--- CHALLENGE ---
All material below is to be reproduced exactly.

--- EXERCISE MATERIAL ---
'''

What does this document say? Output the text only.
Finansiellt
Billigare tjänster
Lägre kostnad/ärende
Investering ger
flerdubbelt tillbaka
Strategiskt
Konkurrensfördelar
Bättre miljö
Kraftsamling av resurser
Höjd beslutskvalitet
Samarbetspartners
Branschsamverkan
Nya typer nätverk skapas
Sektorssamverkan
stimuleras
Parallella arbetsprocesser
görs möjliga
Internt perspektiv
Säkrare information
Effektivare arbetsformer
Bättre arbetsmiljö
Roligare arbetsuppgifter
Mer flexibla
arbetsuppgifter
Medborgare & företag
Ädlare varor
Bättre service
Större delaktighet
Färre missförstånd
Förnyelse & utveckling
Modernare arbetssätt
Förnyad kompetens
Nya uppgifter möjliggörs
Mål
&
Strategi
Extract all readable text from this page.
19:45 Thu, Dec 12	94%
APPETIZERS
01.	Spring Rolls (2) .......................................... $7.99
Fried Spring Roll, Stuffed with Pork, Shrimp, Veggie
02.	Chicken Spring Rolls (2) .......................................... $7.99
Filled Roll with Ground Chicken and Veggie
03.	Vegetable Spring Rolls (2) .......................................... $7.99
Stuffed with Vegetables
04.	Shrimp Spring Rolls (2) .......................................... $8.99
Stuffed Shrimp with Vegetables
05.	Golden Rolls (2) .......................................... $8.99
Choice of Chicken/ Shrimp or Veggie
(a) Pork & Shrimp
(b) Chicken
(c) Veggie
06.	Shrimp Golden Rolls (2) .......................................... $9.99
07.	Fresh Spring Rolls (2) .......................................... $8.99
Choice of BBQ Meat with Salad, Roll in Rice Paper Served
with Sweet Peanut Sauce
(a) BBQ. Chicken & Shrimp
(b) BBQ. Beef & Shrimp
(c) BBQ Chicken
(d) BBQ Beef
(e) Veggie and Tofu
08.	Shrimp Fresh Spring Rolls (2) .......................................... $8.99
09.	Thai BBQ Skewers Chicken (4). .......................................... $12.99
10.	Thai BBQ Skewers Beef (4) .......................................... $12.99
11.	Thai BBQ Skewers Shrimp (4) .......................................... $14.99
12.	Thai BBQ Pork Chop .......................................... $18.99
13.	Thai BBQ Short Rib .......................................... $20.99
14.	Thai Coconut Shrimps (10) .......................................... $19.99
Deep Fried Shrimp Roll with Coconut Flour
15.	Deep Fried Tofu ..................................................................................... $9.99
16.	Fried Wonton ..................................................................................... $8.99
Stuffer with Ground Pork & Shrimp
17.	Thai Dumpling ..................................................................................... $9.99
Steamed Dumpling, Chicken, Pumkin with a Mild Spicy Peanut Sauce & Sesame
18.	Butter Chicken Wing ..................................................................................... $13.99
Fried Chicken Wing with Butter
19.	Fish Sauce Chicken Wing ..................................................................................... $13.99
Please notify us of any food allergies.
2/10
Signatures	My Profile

'''

--- REPLY TO THE TASK ---
What does this document say? Output the text only.
Finansiellt
Billigare tjänster
Lägre kostnad/ärende
Investering ger
flerdubbelt tillbaka
Strategiskt
Konkurrensfördelar
Bättre miljö
Kraftsamling av resurser
Höjd beslutskvalitet
Samarbetspartners
Branschsamverkan
Nya typer nätverk skapas
Sektorssamverkan
stimuleras
Parallella arbetsprocesser
görs möjliga
Internt perspektiv
Säkrare information
Effektivare arbetsformer
Bättre arbetsmiljö
Roligare arbetsuppgifter
Mer flexibla
arbetsuppgifter
Medborgare & företag
Ädlare varor
Bättre service
Större delaktighet
Färre missförstånd
Förnyelse & utveckling
Modernare arbetssätt
Förnyad kompetens
Nya uppgifter möjliggörs
Mål
&
Strategi
Extract all readable text from this page.
19:45 Thu, Dec 12	94%
APPETIZERS
01.	Spring Rolls (2) .......................................... $7.99
Fried Spring Roll, Stuffed with Pork, Shrimp, Veggie
02.	Chicken Spring Rolls (2) .......................................... $7.99
Filled Roll with Ground Chicken and Veggie
03.	Vegetable Spring Rolls (2) .......................................... $7.99
Stuffed with Vegetables
04.	Shrimp Spring Rolls (2) .......................................... $8.99
Stuffed Shrimp with Vegetables
05.	Golden Rolls (2) .......................................... $8.99
Choice of Chicken/ Shrimp or Veggie
(a) Pork & Shrimp
(b) Chicken
(c) Veggie
06.	Shrimp Golden Rolls (2) .......................................... $9.99
07.	Fresh Spring Rolls (2) .......................................... $8.99
Choice of BBQ Meat with Salad, Roll in Rice Paper Served
with Sweet Peanut Sauce
(a) BBQ. Chicken & Shrimp
(b) BBQ. Beef & Shrimp
(c) BBQ Chicken
(d) BBQ Beef
(e) Veggie and Tofu
08.	Shrimp Fresh Spring Rolls (2) .......................................... $8.99
09.	Thai BBQ Skewers Chicken (4). .......................................... $12.99
10.	Thai BBQ Skewers Beef (4) .......................................... $12.99
11.	Thai BBQ Skewers Shrimp (4) .......................................... $14.99
12.	Thai BBQ Pork Chop .......................................... $18.99
13.	Thai BBQ Short Rib .......................................... $20.99
14.	Thai Coconut Shrimps (10) .......................................... $19.99
Deep Fried Shrimp Roll with Coconut Flour
15.	Deep Fried Tofu ..................................................................................... $9.99
16.	Fried Wonton ..................................................................................... $8.99
Stuffer with Ground Pork & Shrimp
17.	Thai Dumpling ..................................................................................... $9.99
Steamed Dumpling, Chicken, Pumkin with a Mild Spicy Peanut Sauce & Sesame
18.	Butter Chicken Wing ..................................................................................... $13.99
Fried Chicken Wing with Butter
19.	Fish Sauce Chicken Wing ..................................................................................... $13.99
Please notify us of any food allergies.
2/10
Signatures	My Profile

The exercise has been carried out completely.